━━━━━ RECORD SET ━━━━━

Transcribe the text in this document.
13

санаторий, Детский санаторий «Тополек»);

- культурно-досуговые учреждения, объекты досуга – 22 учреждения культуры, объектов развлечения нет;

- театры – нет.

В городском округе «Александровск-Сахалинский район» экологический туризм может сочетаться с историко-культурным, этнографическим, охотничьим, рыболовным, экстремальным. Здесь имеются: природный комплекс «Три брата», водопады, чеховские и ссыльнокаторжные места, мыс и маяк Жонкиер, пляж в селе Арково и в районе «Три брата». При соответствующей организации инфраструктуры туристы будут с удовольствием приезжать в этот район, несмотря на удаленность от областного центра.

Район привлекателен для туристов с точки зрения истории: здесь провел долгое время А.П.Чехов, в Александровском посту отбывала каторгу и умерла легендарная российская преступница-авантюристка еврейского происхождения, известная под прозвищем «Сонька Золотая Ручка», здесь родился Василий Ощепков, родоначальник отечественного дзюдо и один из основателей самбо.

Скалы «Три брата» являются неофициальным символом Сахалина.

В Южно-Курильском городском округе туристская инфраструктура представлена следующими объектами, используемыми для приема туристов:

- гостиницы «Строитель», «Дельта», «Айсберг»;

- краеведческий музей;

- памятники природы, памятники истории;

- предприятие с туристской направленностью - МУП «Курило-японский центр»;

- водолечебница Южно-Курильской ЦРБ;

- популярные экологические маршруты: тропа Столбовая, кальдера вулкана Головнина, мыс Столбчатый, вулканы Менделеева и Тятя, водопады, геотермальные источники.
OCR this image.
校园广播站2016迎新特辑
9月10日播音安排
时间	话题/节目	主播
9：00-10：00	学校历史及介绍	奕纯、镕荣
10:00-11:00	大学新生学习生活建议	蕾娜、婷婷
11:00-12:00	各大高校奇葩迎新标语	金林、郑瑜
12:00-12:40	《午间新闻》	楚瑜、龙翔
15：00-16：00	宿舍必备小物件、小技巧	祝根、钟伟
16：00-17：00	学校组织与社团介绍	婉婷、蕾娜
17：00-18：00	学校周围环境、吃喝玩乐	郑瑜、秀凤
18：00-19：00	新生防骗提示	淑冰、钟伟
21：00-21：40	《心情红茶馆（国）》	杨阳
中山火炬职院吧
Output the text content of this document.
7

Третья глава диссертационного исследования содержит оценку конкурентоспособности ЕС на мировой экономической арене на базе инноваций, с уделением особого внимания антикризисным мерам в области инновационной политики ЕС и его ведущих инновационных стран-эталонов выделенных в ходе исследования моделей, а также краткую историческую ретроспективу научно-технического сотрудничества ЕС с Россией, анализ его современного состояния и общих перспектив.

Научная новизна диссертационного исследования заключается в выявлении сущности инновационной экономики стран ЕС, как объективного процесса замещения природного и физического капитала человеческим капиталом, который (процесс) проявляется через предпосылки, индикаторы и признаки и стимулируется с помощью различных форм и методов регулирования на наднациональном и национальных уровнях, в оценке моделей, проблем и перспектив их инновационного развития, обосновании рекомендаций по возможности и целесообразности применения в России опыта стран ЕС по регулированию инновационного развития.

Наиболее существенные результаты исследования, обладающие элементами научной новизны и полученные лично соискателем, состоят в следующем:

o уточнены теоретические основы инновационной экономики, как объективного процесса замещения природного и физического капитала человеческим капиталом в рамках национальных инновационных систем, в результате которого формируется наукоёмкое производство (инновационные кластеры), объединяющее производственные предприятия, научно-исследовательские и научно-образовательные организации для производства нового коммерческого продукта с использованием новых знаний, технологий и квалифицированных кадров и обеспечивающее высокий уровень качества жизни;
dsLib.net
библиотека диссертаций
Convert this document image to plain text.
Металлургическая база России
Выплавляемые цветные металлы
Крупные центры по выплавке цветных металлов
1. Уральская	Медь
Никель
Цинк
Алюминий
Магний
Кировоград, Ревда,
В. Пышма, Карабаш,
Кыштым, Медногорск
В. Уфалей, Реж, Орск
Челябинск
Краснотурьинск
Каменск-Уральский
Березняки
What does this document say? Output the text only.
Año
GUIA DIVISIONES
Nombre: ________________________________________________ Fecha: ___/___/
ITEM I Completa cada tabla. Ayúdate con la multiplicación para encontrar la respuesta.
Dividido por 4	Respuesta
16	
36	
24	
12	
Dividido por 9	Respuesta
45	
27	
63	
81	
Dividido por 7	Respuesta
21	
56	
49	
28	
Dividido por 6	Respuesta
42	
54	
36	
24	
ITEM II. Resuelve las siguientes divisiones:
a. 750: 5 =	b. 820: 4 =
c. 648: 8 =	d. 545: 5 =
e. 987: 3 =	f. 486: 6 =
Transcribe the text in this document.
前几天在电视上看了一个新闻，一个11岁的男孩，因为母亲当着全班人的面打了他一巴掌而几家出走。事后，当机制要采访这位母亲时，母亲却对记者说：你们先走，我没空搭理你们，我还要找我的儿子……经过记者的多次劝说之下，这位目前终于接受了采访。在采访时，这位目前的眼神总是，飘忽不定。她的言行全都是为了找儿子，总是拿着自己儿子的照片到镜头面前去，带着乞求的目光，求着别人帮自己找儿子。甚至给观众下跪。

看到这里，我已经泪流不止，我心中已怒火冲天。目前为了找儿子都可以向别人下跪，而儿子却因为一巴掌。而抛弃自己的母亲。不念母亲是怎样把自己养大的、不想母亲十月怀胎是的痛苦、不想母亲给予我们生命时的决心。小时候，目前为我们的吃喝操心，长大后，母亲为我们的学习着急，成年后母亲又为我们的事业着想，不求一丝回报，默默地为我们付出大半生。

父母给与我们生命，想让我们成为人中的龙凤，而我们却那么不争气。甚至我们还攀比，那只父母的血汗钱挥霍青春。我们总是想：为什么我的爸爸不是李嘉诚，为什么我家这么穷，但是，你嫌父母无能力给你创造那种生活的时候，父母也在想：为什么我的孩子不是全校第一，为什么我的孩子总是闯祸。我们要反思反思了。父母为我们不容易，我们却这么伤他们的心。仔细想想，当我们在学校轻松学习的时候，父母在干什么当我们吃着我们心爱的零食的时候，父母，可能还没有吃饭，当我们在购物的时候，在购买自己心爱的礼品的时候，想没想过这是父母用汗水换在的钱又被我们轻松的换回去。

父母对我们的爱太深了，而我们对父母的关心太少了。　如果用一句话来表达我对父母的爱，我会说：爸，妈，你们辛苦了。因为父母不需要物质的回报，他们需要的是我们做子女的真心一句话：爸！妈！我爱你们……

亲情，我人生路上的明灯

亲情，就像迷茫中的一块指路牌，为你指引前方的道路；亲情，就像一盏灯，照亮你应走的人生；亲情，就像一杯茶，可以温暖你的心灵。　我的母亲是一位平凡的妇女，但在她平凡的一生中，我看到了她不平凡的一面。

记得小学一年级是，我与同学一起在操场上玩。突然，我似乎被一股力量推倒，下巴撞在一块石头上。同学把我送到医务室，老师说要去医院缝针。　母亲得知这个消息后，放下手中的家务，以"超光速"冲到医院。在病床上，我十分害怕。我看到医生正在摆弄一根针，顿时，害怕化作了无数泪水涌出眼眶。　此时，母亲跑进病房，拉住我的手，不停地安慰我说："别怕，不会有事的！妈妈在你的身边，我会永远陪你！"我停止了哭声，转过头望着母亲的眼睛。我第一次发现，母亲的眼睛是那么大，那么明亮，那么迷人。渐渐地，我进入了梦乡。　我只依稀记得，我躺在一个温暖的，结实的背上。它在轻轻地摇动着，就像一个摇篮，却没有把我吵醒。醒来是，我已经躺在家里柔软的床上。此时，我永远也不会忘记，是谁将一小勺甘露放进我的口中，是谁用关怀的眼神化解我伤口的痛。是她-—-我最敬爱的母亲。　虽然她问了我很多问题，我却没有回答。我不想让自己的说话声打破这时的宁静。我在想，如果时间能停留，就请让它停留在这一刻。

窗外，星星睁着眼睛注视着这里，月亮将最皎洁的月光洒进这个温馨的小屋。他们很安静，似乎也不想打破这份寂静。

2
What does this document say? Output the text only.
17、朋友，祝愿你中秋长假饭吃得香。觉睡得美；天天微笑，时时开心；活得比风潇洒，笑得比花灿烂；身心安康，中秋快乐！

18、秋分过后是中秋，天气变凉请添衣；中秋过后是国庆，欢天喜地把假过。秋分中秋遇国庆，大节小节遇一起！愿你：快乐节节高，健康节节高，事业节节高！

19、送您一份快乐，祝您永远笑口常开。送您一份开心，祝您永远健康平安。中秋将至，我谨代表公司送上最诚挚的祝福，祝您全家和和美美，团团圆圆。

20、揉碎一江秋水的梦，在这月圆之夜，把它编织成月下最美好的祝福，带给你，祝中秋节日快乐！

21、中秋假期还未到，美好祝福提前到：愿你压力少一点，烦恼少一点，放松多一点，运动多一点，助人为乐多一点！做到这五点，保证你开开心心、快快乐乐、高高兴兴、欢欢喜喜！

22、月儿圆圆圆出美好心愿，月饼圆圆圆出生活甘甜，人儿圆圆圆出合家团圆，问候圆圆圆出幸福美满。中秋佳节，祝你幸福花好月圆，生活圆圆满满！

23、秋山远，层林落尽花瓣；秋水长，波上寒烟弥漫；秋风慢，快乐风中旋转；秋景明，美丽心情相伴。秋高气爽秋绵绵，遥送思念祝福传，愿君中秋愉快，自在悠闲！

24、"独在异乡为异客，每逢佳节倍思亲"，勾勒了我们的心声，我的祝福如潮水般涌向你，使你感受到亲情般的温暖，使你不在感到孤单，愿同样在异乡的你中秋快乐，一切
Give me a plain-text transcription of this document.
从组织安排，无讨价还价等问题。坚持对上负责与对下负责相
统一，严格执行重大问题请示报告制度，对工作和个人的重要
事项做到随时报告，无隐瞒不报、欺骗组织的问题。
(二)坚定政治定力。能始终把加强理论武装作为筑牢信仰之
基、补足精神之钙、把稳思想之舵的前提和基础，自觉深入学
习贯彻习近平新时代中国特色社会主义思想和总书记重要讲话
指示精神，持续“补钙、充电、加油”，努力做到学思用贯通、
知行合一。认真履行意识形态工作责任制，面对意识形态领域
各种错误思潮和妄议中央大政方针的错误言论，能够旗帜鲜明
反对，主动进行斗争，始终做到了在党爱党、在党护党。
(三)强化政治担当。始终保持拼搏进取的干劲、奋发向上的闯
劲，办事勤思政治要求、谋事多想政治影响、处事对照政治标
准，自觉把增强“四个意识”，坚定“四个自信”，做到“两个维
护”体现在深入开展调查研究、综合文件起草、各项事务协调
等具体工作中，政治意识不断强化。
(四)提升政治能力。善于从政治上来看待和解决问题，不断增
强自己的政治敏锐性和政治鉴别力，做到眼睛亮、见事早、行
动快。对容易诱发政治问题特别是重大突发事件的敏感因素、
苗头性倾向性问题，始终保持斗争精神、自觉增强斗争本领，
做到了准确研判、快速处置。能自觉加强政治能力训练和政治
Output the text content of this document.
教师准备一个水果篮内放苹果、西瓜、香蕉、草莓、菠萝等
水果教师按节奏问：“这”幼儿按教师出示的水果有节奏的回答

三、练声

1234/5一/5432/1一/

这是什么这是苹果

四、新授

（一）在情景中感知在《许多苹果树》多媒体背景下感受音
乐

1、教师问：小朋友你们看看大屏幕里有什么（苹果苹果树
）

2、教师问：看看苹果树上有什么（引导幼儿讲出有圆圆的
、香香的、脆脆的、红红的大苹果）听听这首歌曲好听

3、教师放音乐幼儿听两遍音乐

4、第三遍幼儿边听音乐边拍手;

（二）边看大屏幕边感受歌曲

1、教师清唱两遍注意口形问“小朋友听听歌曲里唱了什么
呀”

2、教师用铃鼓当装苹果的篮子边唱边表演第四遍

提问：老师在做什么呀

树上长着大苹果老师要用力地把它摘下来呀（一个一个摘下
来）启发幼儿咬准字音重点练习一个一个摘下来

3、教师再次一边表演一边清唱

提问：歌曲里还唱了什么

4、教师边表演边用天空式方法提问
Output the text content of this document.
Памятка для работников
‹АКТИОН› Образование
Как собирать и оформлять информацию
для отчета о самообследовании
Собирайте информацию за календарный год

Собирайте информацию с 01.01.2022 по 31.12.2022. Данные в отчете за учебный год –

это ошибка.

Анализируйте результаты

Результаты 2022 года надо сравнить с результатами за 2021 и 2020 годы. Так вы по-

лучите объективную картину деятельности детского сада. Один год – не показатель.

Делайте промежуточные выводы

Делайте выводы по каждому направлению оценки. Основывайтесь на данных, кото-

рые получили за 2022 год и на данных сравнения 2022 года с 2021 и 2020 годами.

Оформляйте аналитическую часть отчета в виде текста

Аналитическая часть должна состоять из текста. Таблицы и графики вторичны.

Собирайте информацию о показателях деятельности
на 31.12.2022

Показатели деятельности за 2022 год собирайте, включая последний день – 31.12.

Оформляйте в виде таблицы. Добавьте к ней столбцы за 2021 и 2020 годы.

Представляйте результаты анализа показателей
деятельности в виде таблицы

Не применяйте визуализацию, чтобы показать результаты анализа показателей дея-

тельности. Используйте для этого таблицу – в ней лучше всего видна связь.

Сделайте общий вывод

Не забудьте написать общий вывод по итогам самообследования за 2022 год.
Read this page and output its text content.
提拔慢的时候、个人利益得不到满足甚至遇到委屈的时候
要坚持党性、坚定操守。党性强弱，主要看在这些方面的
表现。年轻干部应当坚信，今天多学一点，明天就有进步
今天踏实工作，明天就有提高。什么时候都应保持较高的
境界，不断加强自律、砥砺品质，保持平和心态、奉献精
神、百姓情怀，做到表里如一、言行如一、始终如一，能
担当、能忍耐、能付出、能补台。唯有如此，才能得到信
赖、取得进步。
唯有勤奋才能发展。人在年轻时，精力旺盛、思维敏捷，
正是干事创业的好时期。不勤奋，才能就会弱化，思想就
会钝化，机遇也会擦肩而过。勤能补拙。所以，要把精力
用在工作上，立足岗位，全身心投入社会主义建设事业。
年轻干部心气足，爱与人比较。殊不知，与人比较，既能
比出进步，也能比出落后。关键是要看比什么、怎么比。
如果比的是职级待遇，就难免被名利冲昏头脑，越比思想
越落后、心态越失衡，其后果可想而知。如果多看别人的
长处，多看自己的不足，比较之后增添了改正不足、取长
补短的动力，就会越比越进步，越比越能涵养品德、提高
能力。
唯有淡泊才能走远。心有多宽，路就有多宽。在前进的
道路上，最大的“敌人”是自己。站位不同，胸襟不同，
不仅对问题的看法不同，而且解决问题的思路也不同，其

━━━━━

WORK INSTRUCTIONS: Report every line in the data above in which the word "текста" appears.

EXERCISE ANSWER:
Оформляйте аналитическую часть отчета в виде текста
Аналитическая часть должна состоять из текста. Таблицы и графики вторичны.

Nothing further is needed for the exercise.